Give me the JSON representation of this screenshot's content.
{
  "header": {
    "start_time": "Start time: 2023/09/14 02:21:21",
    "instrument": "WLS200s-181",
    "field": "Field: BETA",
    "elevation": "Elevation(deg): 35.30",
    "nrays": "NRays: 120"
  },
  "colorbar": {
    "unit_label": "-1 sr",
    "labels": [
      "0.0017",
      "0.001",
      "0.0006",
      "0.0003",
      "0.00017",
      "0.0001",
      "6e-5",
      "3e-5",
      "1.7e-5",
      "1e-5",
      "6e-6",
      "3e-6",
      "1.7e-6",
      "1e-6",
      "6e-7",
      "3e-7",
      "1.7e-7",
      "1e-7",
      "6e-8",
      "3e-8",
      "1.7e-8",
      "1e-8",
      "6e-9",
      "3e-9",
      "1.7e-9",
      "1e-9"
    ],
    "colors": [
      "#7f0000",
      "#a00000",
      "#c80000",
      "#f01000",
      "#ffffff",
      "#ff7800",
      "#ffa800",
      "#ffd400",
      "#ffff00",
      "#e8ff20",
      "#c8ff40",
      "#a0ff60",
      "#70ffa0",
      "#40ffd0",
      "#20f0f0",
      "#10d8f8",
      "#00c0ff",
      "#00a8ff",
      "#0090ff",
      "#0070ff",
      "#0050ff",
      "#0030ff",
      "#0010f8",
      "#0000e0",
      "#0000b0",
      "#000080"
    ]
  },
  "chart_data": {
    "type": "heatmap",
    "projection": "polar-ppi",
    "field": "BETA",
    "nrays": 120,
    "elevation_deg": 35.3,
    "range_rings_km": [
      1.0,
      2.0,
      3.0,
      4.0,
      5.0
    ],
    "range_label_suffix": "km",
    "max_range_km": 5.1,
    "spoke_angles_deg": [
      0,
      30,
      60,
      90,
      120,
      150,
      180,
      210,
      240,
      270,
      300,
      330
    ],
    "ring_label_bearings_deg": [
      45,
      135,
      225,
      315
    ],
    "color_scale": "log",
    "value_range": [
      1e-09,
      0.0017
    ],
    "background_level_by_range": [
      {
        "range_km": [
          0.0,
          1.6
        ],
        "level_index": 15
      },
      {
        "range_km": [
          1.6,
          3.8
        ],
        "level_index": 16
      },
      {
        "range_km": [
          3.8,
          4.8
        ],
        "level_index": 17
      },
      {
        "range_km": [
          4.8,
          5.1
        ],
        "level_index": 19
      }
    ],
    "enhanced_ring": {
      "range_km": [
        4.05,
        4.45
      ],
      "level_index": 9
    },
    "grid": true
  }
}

◆ ◆ ◆ ◆ ◆ ◆ ◆

Task prompt:
The listing above must be transcribed exactly, line by line.

Result of the task:
Give me the JSON representation of this screenshot's content.
{
  "header": {
    "start_time": "Start time: 2023/09/14 02:21:21",
    "instrument": "WLS200s-181",
    "field": "Field: BETA",
    "elevation": "Elevation(deg): 35.30",
    "nrays": "NRays: 120"
  },
  "colorbar": {
    "unit_label": "-1 sr",
    "labels": [
      "0.0017",
      "0.001",
      "0.0006",
      "0.0003",
      "0.00017",
      "0.0001",
      "6e-5",
      "3e-5",
      "1.7e-5",
      "1e-5",
      "6e-6",
      "3e-6",
      "1.7e-6",
      "1e-6",
      "6e-7",
      "3e-7",
      "1.7e-7",
      "1e-7",
      "6e-8",
      "3e-8",
      "1.7e-8",
      "1e-8",
      "6e-9",
      "3e-9",
      "1.7e-9",
      "1e-9"
    ],
    "colors": [
      "#7f0000",
      "#a00000",
      "#c80000",
      "#f01000",
      "#ffffff",
      "#ff7800",
      "#ffa800",
      "#ffd400",
      "#ffff00",
      "#e8ff20",
      "#c8ff40",
      "#a0ff60",
      "#70ffa0",
      "#40ffd0",
      "#20f0f0",
      "#10d8f8",
      "#00c0ff",
      "#00a8ff",
      "#0090ff",
      "#0070ff",
      "#0050ff",
      "#0030ff",
      "#0010f8",
      "#0000e0",
      "#0000b0",
      "#000080"
    ]
  },
  "chart_data": {
    "type": "heatmap",
    "projection": "polar-ppi",
    "field": "BETA",
    "nrays": 120,
    "elevation_deg": 35.3,
    "range_rings_km": [
      1.0,
      2.0,
      3.0,
      4.0,
      5.0
    ],
    "range_label_suffix": "km",
    "max_range_km": 5.1,
    "spoke_angles_deg": [
      0,
      30,
      60,
      90,
      120,
      150,
      180,
      210,
      240,
      270,
      300,
      330
    ],
    "ring_label_bearings_deg": [
      45,
      135,
      225,
      315
    ],
    "color_scale": "log",
    "value_range": [
      1e-09,
      0.0017
    ],
    "background_level_by_range": [
      {
        "range_km": [
          0.0,
          1.6
        ],
        "level_index": 15
      },
      {
        "range_km": [
          1.6,
          3.8
        ],
        "level_index": 16
      },
      {
        "range_km": [
          3.8,
          4.8
        ],
        "level_index": 17
      },
      {
        "range_km": [
          4.8,
          5.1
        ],
        "level_index": 19
      }
    ],
    "enhanced_ring": {
      "range_km": [
        4.05,
        4.45
      ],
      "level_index": 9
    },
    "grid": true
  }
}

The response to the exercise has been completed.